Transcribe every line exactly. Leave the pictures behind.

***** Records supplied

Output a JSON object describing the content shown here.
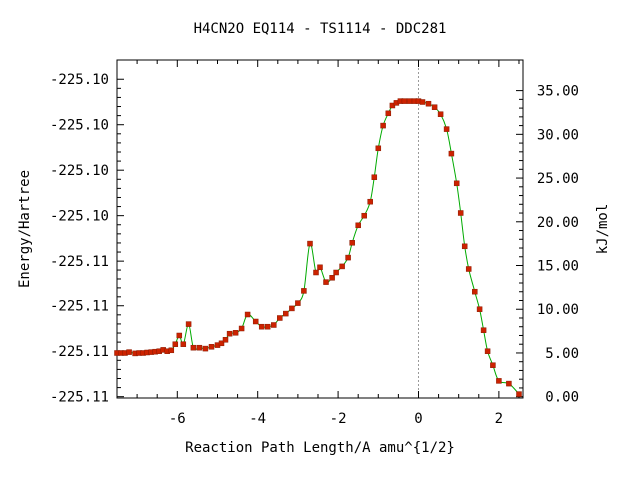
{
  "chart_data": {
    "type": "line",
    "title": "H4CN2O   EQ114 - TS1114 - DDC281",
    "xlabel": "Reaction Path Length/A amu^{1/2}",
    "ylabel_left": "Energy/Hartree",
    "ylabel_right": "kJ/mol",
    "xlim": [
      -7.5,
      2.6
    ],
    "ylim_right_kj": [
      -0.15,
      38.5
    ],
    "x_ticks": [
      -6,
      -4,
      -2,
      0,
      2
    ],
    "x_tick_labels": [
      "-6",
      "-4",
      "-2",
      "0",
      "2"
    ],
    "left_tick_values_kj": [
      0,
      5.2,
      10.4,
      15.5,
      20.7,
      25.9,
      31.1,
      36.3
    ],
    "left_tick_labels": [
      "-225.11",
      "-225.11",
      "-225.11",
      "-225.11",
      "-225.10",
      "-225.10",
      "-225.10",
      "-225.10"
    ],
    "right_ticks": [
      0,
      5,
      10,
      15,
      20,
      25,
      30,
      35
    ],
    "right_tick_labels": [
      "0.00",
      "5.00",
      "10.00",
      "15.00",
      "20.00",
      "25.00",
      "30.00",
      "35.00"
    ],
    "vline_x": 0,
    "grid": false,
    "legend": "none",
    "line_color": "#00aa00",
    "marker_color": "#cc2200",
    "series": [
      {
        "x": [
          -7.5,
          -7.4,
          -7.3,
          -7.2,
          -7.05,
          -6.95,
          -6.85,
          -6.75,
          -6.65,
          -6.55,
          -6.45,
          -6.35,
          -6.25,
          -6.15,
          -6.05,
          -5.95,
          -5.85,
          -5.72,
          -5.6,
          -5.45,
          -5.3,
          -5.15,
          -5.0,
          -4.9,
          -4.8,
          -4.7,
          -4.55,
          -4.4,
          -4.25,
          -4.05,
          -3.9,
          -3.75,
          -3.6,
          -3.45,
          -3.3,
          -3.15,
          -3.0,
          -2.85,
          -2.7,
          -2.55,
          -2.45,
          -2.3,
          -2.15,
          -2.05,
          -1.9,
          -1.75,
          -1.65,
          -1.5,
          -1.35,
          -1.2,
          -1.1,
          -1.0,
          -0.88,
          -0.75,
          -0.65,
          -0.55,
          -0.45,
          -0.35,
          -0.22,
          -0.1,
          0.0,
          0.1,
          0.25,
          0.4,
          0.55,
          0.7,
          0.82,
          0.95,
          1.05,
          1.15,
          1.25,
          1.4,
          1.52,
          1.62,
          1.72,
          1.85,
          2.0,
          2.25,
          2.5
        ],
        "y": [
          5.0,
          5.0,
          5.0,
          5.1,
          4.95,
          5.0,
          5.0,
          5.05,
          5.1,
          5.15,
          5.2,
          5.35,
          5.2,
          5.3,
          6.0,
          7.0,
          6.0,
          8.3,
          5.6,
          5.6,
          5.5,
          5.7,
          5.9,
          6.1,
          6.5,
          7.2,
          7.3,
          7.8,
          9.4,
          8.6,
          8.0,
          8.0,
          8.2,
          9.0,
          9.5,
          10.1,
          10.7,
          12.1,
          17.5,
          14.2,
          14.8,
          13.1,
          13.6,
          14.2,
          14.9,
          15.9,
          17.6,
          19.6,
          20.7,
          22.3,
          25.1,
          28.4,
          31.0,
          32.4,
          33.3,
          33.6,
          33.8,
          33.8,
          33.8,
          33.8,
          33.8,
          33.7,
          33.5,
          33.1,
          32.3,
          30.6,
          27.8,
          24.4,
          21.0,
          17.2,
          14.6,
          12.0,
          10.0,
          7.6,
          5.2,
          3.6,
          1.8,
          1.5,
          0.3
        ]
      }
    ]
  }
}
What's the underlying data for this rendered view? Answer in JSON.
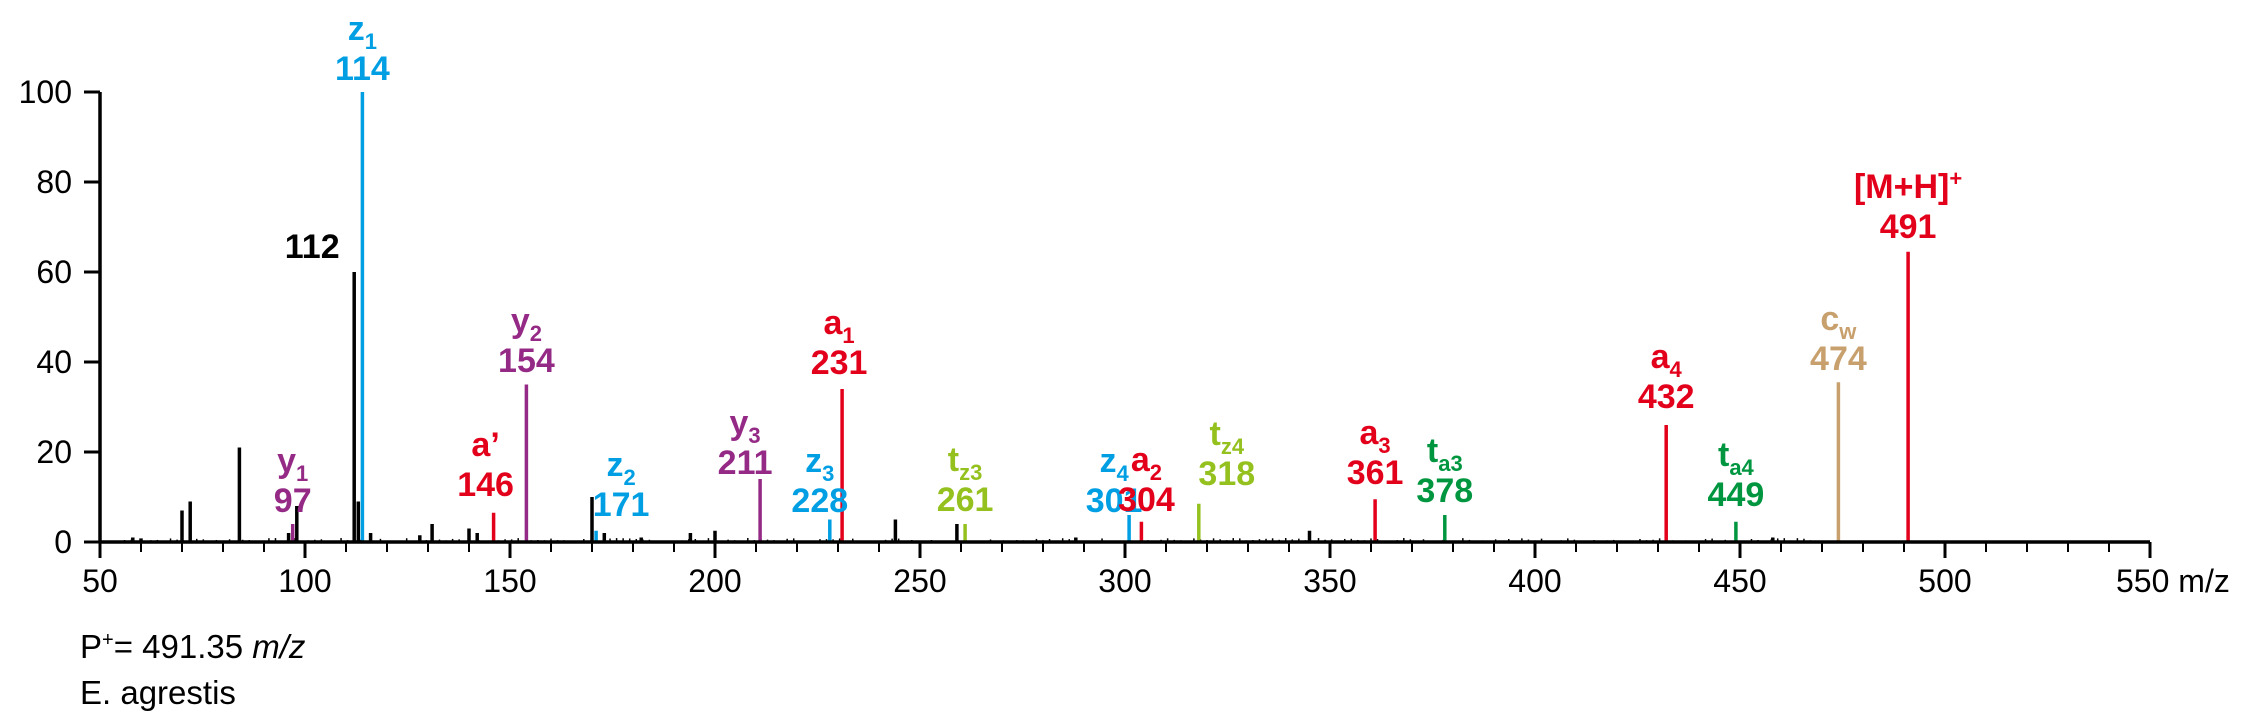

**********

Answer to this problem:
Output a JSON object describing the content shown here.
{
  "chart_data": {
    "type": "line",
    "title": "H4CN2O   EQ114 - TS1114 - DDC281",
    "xlabel": "Reaction Path Length/A amu^{1/2}",
    "ylabel_left": "Energy/Hartree",
    "ylabel_right": "kJ/mol",
    "xlim": [
      -7.5,
      2.6
    ],
    "ylim_right_kj": [
      -0.15,
      38.5
    ],
    "x_ticks": [
      -6,
      -4,
      -2,
      0,
      2
    ],
    "x_tick_labels": [
      "-6",
      "-4",
      "-2",
      "0",
      "2"
    ],
    "left_tick_values_kj": [
      0,
      5.2,
      10.4,
      15.5,
      20.7,
      25.9,
      31.1,
      36.3
    ],
    "left_tick_labels": [
      "-225.11",
      "-225.11",
      "-225.11",
      "-225.11",
      "-225.10",
      "-225.10",
      "-225.10",
      "-225.10"
    ],
    "right_ticks": [
      0,
      5,
      10,
      15,
      20,
      25,
      30,
      35
    ],
    "right_tick_labels": [
      "0.00",
      "5.00",
      "10.00",
      "15.00",
      "20.00",
      "25.00",
      "30.00",
      "35.00"
    ],
    "vline_x": 0,
    "grid": false,
    "legend": "none",
    "line_color": "#00aa00",
    "marker_color": "#cc2200",
    "series": [
      {
        "x": [
          -7.5,
          -7.4,
          -7.3,
          -7.2,
          -7.05,
          -6.95,
          -6.85,
          -6.75,
          -6.65,
          -6.55,
          -6.45,
          -6.35,
          -6.25,
          -6.15,
          -6.05,
          -5.95,
          -5.85,
          -5.72,
          -5.6,
          -5.45,
          -5.3,
          -5.15,
          -5.0,
          -4.9,
          -4.8,
          -4.7,
          -4.55,
          -4.4,
          -4.25,
          -4.05,
          -3.9,
          -3.75,
          -3.6,
          -3.45,
          -3.3,
          -3.15,
          -3.0,
          -2.85,
          -2.7,
          -2.55,
          -2.45,
          -2.3,
          -2.15,
          -2.05,
          -1.9,
          -1.75,
          -1.65,
          -1.5,
          -1.35,
          -1.2,
          -1.1,
          -1.0,
          -0.88,
          -0.75,
          -0.65,
          -0.55,
          -0.45,
          -0.35,
          -0.22,
          -0.1,
          0.0,
          0.1,
          0.25,
          0.4,
          0.55,
          0.7,
          0.82,
          0.95,
          1.05,
          1.15,
          1.25,
          1.4,
          1.52,
          1.62,
          1.72,
          1.85,
          2.0,
          2.25,
          2.5
        ],
        "y": [
          5.0,
          5.0,
          5.0,
          5.1,
          4.95,
          5.0,
          5.0,
          5.05,
          5.1,
          5.15,
          5.2,
          5.35,
          5.2,
          5.3,
          6.0,
          7.0,
          6.0,
          8.3,
          5.6,
          5.6,
          5.5,
          5.7,
          5.9,
          6.1,
          6.5,
          7.2,
          7.3,
          7.8,
          9.4,
          8.6,
          8.0,
          8.0,
          8.2,
          9.0,
          9.5,
          10.1,
          10.7,
          12.1,
          17.5,
          14.2,
          14.8,
          13.1,
          13.6,
          14.2,
          14.9,
          15.9,
          17.6,
          19.6,
          20.7,
          22.3,
          25.1,
          28.4,
          31.0,
          32.4,
          33.3,
          33.6,
          33.8,
          33.8,
          33.8,
          33.8,
          33.8,
          33.7,
          33.5,
          33.1,
          32.3,
          30.6,
          27.8,
          24.4,
          21.0,
          17.2,
          14.6,
          12.0,
          10.0,
          7.6,
          5.2,
          3.6,
          1.8,
          1.5,
          0.3
        ]
      }
    ]
  }
}
What's the underlying data for this rendered view? Answer in JSON.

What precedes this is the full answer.